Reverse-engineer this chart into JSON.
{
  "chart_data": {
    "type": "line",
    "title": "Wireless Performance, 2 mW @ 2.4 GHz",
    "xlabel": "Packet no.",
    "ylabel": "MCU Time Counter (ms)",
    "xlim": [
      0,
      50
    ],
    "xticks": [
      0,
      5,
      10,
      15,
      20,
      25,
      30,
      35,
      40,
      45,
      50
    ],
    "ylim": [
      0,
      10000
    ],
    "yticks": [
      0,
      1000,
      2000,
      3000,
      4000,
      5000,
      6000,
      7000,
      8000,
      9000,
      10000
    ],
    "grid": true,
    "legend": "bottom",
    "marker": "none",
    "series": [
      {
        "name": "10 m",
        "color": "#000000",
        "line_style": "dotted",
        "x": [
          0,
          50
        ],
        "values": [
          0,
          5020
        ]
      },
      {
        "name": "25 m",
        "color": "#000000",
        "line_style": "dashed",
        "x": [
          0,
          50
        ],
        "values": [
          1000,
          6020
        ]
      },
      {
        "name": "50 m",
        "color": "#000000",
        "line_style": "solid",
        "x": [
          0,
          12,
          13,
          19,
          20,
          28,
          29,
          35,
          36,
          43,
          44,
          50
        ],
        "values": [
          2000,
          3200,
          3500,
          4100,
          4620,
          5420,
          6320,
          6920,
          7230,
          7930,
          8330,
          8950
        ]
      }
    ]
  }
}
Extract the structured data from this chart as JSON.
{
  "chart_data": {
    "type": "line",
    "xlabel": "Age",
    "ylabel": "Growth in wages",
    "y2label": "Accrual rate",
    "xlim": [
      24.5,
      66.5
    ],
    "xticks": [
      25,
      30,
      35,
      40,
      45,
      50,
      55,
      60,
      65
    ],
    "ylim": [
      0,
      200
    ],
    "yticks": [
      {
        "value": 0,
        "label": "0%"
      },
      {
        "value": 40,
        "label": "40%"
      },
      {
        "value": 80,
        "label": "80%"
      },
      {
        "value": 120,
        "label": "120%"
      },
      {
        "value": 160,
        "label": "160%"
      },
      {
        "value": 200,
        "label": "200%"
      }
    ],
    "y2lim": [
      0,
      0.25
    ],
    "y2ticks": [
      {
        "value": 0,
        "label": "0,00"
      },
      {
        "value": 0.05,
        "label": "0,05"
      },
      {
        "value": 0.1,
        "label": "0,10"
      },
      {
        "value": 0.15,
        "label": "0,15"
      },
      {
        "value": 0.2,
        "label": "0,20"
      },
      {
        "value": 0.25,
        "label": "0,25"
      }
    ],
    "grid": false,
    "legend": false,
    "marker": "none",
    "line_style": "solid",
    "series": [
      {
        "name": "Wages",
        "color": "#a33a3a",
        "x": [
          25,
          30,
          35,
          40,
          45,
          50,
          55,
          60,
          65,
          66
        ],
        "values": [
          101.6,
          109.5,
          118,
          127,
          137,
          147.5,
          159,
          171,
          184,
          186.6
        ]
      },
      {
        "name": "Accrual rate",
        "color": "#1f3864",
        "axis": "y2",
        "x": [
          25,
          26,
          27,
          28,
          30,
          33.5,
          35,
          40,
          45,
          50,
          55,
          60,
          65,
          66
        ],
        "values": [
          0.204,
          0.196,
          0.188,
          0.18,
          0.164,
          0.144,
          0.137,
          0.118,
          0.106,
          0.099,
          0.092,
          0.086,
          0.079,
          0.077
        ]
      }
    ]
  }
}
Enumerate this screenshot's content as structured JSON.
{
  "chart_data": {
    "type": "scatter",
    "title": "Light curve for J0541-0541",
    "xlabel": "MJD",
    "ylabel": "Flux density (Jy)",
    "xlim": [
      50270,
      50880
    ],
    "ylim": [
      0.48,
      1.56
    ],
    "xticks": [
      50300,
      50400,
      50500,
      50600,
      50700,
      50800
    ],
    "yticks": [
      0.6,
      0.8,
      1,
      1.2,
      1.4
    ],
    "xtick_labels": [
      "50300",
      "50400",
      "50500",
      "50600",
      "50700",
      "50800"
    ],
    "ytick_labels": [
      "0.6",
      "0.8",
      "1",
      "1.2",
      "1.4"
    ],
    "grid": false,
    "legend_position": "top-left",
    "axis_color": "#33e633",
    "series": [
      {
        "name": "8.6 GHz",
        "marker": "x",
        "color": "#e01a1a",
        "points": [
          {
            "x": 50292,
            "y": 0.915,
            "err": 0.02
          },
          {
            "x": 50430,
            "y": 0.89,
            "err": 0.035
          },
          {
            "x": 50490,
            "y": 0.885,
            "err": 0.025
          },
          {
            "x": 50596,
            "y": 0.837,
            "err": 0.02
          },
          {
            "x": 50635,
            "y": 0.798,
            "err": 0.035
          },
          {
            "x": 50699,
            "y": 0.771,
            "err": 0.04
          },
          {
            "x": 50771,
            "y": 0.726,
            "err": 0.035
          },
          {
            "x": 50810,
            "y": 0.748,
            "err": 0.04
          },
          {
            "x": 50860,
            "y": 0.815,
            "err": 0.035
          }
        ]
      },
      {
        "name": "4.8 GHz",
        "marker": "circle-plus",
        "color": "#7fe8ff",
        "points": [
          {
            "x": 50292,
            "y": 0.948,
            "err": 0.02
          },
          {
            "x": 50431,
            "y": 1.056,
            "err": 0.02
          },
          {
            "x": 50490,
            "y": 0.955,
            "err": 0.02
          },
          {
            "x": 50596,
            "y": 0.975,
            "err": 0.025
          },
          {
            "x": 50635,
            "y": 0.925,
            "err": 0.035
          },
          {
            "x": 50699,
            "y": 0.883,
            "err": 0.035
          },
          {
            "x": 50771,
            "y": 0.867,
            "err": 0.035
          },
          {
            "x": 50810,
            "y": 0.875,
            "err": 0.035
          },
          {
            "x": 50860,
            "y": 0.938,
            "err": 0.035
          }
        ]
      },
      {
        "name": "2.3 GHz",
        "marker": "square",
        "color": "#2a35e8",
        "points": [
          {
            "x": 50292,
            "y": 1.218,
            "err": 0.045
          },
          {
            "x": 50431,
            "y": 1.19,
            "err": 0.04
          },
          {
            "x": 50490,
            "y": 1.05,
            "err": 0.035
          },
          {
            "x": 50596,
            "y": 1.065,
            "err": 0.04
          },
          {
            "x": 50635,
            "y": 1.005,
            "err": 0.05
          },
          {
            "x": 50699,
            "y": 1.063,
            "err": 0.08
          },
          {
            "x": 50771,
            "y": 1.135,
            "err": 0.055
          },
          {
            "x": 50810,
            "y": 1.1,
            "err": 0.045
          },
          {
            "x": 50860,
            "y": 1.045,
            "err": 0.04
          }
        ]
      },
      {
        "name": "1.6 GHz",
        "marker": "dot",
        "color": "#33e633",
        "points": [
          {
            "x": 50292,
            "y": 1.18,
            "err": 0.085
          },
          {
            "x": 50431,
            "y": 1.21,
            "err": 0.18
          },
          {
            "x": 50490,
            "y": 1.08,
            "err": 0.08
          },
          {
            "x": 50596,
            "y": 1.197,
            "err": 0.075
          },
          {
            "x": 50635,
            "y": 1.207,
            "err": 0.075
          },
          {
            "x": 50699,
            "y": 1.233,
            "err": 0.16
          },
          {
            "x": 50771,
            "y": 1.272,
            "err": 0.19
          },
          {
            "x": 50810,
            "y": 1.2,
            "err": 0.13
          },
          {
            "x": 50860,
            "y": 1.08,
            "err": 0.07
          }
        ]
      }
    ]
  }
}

++++++++

> Directive
Give back the whole listing, word for word.

> Result of this exercise
Reverse-engineer this chart into JSON.
{
  "chart_data": {
    "type": "line",
    "title": "Wireless Performance, 2 mW @ 2.4 GHz",
    "xlabel": "Packet no.",
    "ylabel": "MCU Time Counter (ms)",
    "xlim": [
      0,
      50
    ],
    "xticks": [
      0,
      5,
      10,
      15,
      20,
      25,
      30,
      35,
      40,
      45,
      50
    ],
    "ylim": [
      0,
      10000
    ],
    "yticks": [
      0,
      1000,
      2000,
      3000,
      4000,
      5000,
      6000,
      7000,
      8000,
      9000,
      10000
    ],
    "grid": true,
    "legend": "bottom",
    "marker": "none",
    "series": [
      {
        "name": "10 m",
        "color": "#000000",
        "line_style": "dotted",
        "x": [
          0,
          50
        ],
        "values": [
          0,
          5020
        ]
      },
      {
        "name": "25 m",
        "color": "#000000",
        "line_style": "dashed",
        "x": [
          0,
          50
        ],
        "values": [
          1000,
          6020
        ]
      },
      {
        "name": "50 m",
        "color": "#000000",
        "line_style": "solid",
        "x": [
          0,
          12,
          13,
          19,
          20,
          28,
          29,
          35,
          36,
          43,
          44,
          50
        ],
        "values": [
          2000,
          3200,
          3500,
          4100,
          4620,
          5420,
          6320,
          6920,
          7230,
          7930,
          8330,
          8950
        ]
      }
    ]
  }
}
Extract the structured data from this chart as JSON.
{
  "chart_data": {
    "type": "line",
    "xlabel": "Age",
    "ylabel": "Growth in wages",
    "y2label": "Accrual rate",
    "xlim": [
      24.5,
      66.5
    ],
    "xticks": [
      25,
      30,
      35,
      40,
      45,
      50,
      55,
      60,
      65
    ],
    "ylim": [
      0,
      200
    ],
    "yticks": [
      {
        "value": 0,
        "label": "0%"
      },
      {
        "value": 40,
        "label": "40%"
      },
      {
        "value": 80,
        "label": "80%"
      },
      {
        "value": 120,
        "label": "120%"
      },
      {
        "value": 160,
        "label": "160%"
      },
      {
        "value": 200,
        "label": "200%"
      }
    ],
    "y2lim": [
      0,
      0.25
    ],
    "y2ticks": [
      {
        "value": 0,
        "label": "0,00"
      },
      {
        "value": 0.05,
        "label": "0,05"
      },
      {
        "value": 0.1,
        "label": "0,10"
      },
      {
        "value": 0.15,
        "label": "0,15"
      },
      {
        "value": 0.2,
        "label": "0,20"
      },
      {
        "value": 0.25,
        "label": "0,25"
      }
    ],
    "grid": false,
    "legend": false,
    "marker": "none",
    "line_style": "solid",
    "series": [
      {
        "name": "Wages",
        "color": "#a33a3a",
        "x": [
          25,
          30,
          35,
          40,
          45,
          50,
          55,
          60,
          65,
          66
        ],
        "values": [
          101.6,
          109.5,
          118,
          127,
          137,
          147.5,
          159,
          171,
          184,
          186.6
        ]
      },
      {
        "name": "Accrual rate",
        "color": "#1f3864",
        "axis": "y2",
        "x": [
          25,
          26,
          27,
          28,
          30,
          33.5,
          35,
          40,
          45,
          50,
          55,
          60,
          65,
          66
        ],
        "values": [
          0.204,
          0.196,
          0.188,
          0.18,
          0.164,
          0.144,
          0.137,
          0.118,
          0.106,
          0.099,
          0.092,
          0.086,
          0.079,
          0.077
        ]
      }
    ]
  }
}
Enumerate this screenshot's content as structured JSON.
{
  "chart_data": {
    "type": "scatter",
    "title": "Light curve for J0541-0541",
    "xlabel": "MJD",
    "ylabel": "Flux density (Jy)",
    "xlim": [
      50270,
      50880
    ],
    "ylim": [
      0.48,
      1.56
    ],
    "xticks": [
      50300,
      50400,
      50500,
      50600,
      50700,
      50800
    ],
    "yticks": [
      0.6,
      0.8,
      1,
      1.2,
      1.4
    ],
    "xtick_labels": [
      "50300",
      "50400",
      "50500",
      "50600",
      "50700",
      "50800"
    ],
    "ytick_labels": [
      "0.6",
      "0.8",
      "1",
      "1.2",
      "1.4"
    ],
    "grid": false,
    "legend_position": "top-left",
    "axis_color": "#33e633",
    "series": [
      {
        "name": "8.6 GHz",
        "marker": "x",
        "color": "#e01a1a",
        "points": [
          {
            "x": 50292,
            "y": 0.915,
            "err": 0.02
          },
          {
            "x": 50430,
            "y": 0.89,
            "err": 0.035
          },
          {
            "x": 50490,
            "y": 0.885,
            "err": 0.025
          },
          {
            "x": 50596,
            "y": 0.837,
            "err": 0.02
          },
          {
            "x": 50635,
            "y": 0.798,
            "err": 0.035
          },
          {
            "x": 50699,
            "y": 0.771,
            "err": 0.04
          },
          {
            "x": 50771,
            "y": 0.726,
            "err": 0.035
          },
          {
            "x": 50810,
            "y": 0.748,
            "err": 0.04
          },
          {
            "x": 50860,
            "y": 0.815,
            "err": 0.035
          }
        ]
      },
      {
        "name": "4.8 GHz",
        "marker": "circle-plus",
        "color": "#7fe8ff",
        "points": [
          {
            "x": 50292,
            "y": 0.948,
            "err": 0.02
          },
          {
            "x": 50431,
            "y": 1.056,
            "err": 0.02
          },
          {
            "x": 50490,
            "y": 0.955,
            "err": 0.02
          },
          {
            "x": 50596,
            "y": 0.975,
            "err": 0.025
          },
          {
            "x": 50635,
            "y": 0.925,
            "err": 0.035
          },
          {
            "x": 50699,
            "y": 0.883,
            "err": 0.035
          },
          {
            "x": 50771,
            "y": 0.867,
            "err": 0.035
          },
          {
            "x": 50810,
            "y": 0.875,
            "err": 0.035
          },
          {
            "x": 50860,
            "y": 0.938,
            "err": 0.035
          }
        ]
      },
      {
        "name": "2.3 GHz",
        "marker": "square",
        "color": "#2a35e8",
        "points": [
          {
            "x": 50292,
            "y": 1.218,
            "err": 0.045
          },
          {
            "x": 50431,
            "y": 1.19,
            "err": 0.04
          },
          {
            "x": 50490,
            "y": 1.05,
            "err": 0.035
          },
          {
            "x": 50596,
            "y": 1.065,
            "err": 0.04
          },
          {
            "x": 50635,
            "y": 1.005,
            "err": 0.05
          },
          {
            "x": 50699,
            "y": 1.063,
            "err": 0.08
          },
          {
            "x": 50771,
            "y": 1.135,
            "err": 0.055
          },
          {
            "x": 50810,
            "y": 1.1,
            "err": 0.045
          },
          {
            "x": 50860,
            "y": 1.045,
            "err": 0.04
          }
        ]
      },
      {
        "name": "1.6 GHz",
        "marker": "dot",
        "color": "#33e633",
        "points": [
          {
            "x": 50292,
            "y": 1.18,
            "err": 0.085
          },
          {
            "x": 50431,
            "y": 1.21,
            "err": 0.18
          },
          {
            "x": 50490,
            "y": 1.08,
            "err": 0.08
          },
          {
            "x": 50596,
            "y": 1.197,
            "err": 0.075
          },
          {
            "x": 50635,
            "y": 1.207,
            "err": 0.075
          },
          {
            "x": 50699,
            "y": 1.233,
            "err": 0.16
          },
          {
            "x": 50771,
            "y": 1.272,
            "err": 0.19
          },
          {
            "x": 50810,
            "y": 1.2,
            "err": 0.13
          },
          {
            "x": 50860,
            "y": 1.08,
            "err": 0.07
          }
        ]
      }
    ]
  }
}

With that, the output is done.